Wherever the word "this" appears in a line, extract that line.
--- START STORED ROWS ---
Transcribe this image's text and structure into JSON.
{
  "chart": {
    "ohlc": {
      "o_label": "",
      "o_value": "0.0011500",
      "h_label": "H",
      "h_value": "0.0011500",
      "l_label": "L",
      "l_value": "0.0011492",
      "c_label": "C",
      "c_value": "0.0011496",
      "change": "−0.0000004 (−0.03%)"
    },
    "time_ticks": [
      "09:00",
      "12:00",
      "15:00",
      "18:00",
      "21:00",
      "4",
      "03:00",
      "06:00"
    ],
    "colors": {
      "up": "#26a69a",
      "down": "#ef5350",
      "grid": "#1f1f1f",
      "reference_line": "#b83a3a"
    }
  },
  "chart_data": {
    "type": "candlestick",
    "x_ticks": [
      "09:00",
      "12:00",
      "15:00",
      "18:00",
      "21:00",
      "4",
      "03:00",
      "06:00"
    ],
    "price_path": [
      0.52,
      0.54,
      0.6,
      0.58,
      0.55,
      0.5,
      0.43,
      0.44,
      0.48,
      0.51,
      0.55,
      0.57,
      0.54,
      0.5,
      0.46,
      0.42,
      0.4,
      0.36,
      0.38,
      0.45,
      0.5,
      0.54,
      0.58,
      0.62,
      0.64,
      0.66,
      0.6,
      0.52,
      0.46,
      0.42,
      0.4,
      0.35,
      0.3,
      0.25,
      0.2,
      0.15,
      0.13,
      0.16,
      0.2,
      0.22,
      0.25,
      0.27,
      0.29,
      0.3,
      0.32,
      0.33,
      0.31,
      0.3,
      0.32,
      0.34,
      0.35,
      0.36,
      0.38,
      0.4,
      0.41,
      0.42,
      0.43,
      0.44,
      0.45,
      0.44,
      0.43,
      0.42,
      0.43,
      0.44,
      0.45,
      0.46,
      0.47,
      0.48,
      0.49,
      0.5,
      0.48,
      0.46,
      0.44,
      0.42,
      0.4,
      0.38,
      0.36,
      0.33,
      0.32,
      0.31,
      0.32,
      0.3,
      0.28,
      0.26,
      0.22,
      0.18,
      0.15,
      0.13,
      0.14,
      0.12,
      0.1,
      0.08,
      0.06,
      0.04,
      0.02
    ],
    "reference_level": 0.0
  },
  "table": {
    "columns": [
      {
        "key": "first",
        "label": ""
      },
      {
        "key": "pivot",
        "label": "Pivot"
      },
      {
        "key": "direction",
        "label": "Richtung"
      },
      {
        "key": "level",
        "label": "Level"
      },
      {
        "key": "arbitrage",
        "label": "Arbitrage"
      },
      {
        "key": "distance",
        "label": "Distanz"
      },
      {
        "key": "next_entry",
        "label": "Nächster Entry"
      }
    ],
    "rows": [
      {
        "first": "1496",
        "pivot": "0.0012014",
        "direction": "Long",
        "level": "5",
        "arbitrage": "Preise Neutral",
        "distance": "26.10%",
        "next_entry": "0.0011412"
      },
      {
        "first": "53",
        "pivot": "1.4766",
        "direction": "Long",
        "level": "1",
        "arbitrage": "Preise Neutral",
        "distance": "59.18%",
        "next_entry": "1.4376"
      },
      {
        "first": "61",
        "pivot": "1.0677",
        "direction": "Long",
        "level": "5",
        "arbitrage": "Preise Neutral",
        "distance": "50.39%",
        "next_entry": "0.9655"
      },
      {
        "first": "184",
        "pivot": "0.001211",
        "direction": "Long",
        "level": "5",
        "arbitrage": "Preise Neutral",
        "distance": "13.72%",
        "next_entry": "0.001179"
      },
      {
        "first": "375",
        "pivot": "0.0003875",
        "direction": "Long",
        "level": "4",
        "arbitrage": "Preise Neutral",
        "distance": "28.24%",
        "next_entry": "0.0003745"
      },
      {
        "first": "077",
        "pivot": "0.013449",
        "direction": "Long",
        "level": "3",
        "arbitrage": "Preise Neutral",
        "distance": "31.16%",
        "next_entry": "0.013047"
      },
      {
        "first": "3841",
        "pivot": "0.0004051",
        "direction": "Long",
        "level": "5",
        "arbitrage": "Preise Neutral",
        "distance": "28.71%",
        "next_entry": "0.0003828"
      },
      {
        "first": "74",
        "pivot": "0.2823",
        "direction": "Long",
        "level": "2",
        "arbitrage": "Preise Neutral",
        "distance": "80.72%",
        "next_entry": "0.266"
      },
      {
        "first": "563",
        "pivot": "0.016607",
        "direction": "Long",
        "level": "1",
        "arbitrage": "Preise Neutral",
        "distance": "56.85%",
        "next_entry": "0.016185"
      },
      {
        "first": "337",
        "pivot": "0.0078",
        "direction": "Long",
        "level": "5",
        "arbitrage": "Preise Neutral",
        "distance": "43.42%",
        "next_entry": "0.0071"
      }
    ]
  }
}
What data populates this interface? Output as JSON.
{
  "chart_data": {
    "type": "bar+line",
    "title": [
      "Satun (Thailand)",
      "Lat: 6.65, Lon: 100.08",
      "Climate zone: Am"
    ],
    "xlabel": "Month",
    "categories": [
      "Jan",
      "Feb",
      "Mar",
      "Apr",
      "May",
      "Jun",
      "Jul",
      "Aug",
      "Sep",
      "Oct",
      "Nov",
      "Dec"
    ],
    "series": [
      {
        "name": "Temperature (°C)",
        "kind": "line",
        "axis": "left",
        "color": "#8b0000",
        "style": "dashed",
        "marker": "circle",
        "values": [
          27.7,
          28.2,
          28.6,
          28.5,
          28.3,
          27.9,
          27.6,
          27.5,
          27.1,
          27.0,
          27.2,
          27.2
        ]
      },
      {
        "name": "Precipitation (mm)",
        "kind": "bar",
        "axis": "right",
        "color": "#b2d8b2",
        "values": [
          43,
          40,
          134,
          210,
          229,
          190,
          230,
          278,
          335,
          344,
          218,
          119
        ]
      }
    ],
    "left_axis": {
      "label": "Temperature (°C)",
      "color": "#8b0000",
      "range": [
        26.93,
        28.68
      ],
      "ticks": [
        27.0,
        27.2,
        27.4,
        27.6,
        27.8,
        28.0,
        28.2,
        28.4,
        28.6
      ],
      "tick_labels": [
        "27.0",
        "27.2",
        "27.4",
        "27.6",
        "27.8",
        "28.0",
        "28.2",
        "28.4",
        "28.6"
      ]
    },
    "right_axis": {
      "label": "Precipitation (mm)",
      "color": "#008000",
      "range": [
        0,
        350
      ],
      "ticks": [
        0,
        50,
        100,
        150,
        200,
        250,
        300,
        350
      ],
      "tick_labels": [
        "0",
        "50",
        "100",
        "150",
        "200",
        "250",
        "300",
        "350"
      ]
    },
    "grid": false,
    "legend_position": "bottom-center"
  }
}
--- END STORED ROWS ---
● **FULL RESPONSE**
Transcribe this image's text and structure into JSON.
What data populates this interface? Output as JSON.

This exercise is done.